■ EXERCISE OBJECTIVE: Format every line of the records below as a JSON list of strings, one string per line, leaving out any blank lines.

■ EXERCISE INPUT:
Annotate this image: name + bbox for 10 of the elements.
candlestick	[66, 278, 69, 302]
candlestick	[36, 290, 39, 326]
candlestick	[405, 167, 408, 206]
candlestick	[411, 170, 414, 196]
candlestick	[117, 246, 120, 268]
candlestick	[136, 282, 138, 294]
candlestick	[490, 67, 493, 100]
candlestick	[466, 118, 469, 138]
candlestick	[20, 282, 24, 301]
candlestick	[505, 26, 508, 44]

■ FINAL RESULT:
[
  "Annotate this image: name + bbox for 10 of the elements.",
  "candlestick\t[66, 278, 69, 302]",
  "candlestick\t[36, 290, 39, 326]",
  "candlestick\t[405, 167, 408, 206]",
  "candlestick\t[411, 170, 414, 196]",
  "candlestick\t[117, 246, 120, 268]",
  "candlestick\t[136, 282, 138, 294]",
  "candlestick\t[490, 67, 493, 100]",
  "candlestick\t[466, 118, 469, 138]",
  "candlestick\t[20, 282, 24, 301]",
  "candlestick\t[505, 26, 508, 44]"
]